• _EXERCISE PROMPT_
Read the lines that follow and pick out every one containing the word "title".

• _TASK MATERIAL_

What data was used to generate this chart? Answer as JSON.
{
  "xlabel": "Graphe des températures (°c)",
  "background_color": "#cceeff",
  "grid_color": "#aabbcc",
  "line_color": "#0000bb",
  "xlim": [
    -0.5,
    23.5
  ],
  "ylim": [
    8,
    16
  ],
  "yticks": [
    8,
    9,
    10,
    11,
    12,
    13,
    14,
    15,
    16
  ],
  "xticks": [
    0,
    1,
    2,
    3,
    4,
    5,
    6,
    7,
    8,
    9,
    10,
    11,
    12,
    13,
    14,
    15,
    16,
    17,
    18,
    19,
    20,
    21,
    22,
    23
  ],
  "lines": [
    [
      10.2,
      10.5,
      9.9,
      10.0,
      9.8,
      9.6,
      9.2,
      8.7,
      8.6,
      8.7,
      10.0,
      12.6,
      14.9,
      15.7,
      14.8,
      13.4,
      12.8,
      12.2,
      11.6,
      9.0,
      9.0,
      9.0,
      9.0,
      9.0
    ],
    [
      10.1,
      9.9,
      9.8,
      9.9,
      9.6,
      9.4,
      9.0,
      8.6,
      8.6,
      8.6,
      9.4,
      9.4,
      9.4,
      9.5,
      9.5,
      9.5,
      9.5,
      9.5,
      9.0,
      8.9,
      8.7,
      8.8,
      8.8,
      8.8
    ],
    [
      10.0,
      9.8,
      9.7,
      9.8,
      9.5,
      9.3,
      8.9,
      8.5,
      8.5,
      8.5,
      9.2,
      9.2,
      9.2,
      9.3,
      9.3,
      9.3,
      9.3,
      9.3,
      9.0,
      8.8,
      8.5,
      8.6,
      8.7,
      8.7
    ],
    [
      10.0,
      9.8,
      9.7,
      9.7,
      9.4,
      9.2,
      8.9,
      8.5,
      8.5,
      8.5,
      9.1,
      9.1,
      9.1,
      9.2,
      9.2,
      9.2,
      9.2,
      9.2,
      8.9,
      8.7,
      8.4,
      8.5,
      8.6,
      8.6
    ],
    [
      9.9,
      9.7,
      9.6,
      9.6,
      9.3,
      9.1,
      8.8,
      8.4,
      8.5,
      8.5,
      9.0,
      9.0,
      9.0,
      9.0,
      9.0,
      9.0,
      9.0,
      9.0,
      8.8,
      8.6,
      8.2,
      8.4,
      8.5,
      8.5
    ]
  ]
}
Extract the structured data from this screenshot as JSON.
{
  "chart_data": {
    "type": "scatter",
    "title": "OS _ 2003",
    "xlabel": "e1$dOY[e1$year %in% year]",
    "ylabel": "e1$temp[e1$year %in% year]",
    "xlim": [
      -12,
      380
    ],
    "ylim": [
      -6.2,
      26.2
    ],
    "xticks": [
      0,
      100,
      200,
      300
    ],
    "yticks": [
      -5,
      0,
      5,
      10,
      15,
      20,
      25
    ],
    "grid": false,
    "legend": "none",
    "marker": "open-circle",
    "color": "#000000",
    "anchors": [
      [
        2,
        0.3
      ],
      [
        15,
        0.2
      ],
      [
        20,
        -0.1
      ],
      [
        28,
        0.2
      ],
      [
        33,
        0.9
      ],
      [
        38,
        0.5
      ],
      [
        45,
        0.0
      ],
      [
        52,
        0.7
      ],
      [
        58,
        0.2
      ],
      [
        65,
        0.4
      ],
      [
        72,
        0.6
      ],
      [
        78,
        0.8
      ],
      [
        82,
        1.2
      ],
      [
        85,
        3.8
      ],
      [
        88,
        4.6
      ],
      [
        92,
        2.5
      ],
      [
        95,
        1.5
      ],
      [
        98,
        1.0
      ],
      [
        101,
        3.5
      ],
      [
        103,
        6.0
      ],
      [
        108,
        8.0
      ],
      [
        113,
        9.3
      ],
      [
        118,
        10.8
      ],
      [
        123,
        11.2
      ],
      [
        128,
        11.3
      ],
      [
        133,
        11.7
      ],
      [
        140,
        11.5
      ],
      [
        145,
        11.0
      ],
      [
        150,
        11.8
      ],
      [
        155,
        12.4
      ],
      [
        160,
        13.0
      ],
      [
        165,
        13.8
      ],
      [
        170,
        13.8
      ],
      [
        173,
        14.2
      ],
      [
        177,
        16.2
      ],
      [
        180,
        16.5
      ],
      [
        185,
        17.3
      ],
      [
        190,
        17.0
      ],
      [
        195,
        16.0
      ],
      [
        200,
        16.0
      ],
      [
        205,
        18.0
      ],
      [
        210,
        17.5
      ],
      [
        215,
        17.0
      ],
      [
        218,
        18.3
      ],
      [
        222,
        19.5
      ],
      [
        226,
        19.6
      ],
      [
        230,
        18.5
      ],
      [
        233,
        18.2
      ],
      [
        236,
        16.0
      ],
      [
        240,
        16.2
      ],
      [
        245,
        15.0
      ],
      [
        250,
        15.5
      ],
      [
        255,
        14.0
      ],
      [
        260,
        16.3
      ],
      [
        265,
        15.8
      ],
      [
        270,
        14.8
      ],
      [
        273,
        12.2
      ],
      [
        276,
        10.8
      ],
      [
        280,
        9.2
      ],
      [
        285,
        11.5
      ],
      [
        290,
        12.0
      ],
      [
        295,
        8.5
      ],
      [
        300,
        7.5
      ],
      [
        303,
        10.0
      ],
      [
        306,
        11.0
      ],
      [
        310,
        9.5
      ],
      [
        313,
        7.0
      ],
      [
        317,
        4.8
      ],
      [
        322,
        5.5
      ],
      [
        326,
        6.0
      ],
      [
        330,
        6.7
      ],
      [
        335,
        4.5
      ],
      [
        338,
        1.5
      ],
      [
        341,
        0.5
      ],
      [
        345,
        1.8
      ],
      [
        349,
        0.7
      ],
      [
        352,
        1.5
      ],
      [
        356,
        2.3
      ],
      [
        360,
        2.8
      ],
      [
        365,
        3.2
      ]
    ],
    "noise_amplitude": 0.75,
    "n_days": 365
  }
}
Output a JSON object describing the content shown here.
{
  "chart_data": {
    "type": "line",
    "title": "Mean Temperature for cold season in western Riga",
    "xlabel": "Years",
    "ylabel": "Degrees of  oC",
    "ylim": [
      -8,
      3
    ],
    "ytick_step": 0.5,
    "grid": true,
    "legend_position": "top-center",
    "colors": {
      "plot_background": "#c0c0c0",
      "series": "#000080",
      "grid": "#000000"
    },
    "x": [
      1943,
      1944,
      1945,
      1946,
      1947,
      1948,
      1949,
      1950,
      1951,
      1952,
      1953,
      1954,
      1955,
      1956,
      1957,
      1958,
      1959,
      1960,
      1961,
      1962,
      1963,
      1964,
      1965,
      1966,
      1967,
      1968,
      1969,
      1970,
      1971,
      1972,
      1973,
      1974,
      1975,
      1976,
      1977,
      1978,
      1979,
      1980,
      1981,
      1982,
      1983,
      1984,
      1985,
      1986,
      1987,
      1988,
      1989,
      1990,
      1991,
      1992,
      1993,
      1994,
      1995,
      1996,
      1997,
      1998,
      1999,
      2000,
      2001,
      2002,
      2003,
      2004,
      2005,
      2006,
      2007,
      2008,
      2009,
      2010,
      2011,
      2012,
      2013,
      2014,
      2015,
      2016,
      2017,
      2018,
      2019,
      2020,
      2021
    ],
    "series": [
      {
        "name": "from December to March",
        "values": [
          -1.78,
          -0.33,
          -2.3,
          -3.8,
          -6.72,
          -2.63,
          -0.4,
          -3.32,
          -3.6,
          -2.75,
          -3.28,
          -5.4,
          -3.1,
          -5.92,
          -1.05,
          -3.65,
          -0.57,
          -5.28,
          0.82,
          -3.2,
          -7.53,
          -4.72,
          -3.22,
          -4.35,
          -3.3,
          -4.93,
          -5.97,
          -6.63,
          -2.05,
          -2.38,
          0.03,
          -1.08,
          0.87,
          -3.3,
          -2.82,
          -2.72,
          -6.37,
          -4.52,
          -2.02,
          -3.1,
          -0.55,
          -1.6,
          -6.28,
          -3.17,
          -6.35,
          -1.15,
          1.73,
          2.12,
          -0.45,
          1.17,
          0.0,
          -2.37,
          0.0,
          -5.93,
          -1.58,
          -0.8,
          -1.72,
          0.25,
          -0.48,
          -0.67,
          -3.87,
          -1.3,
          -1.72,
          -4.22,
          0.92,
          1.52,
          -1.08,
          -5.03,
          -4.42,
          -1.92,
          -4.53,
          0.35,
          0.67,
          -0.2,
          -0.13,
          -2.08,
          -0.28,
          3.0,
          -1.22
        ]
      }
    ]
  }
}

• _FINAL RESULT_
    "title": "OS _ 2003",
    "title": "Mean Temperature for cold season in western Riga",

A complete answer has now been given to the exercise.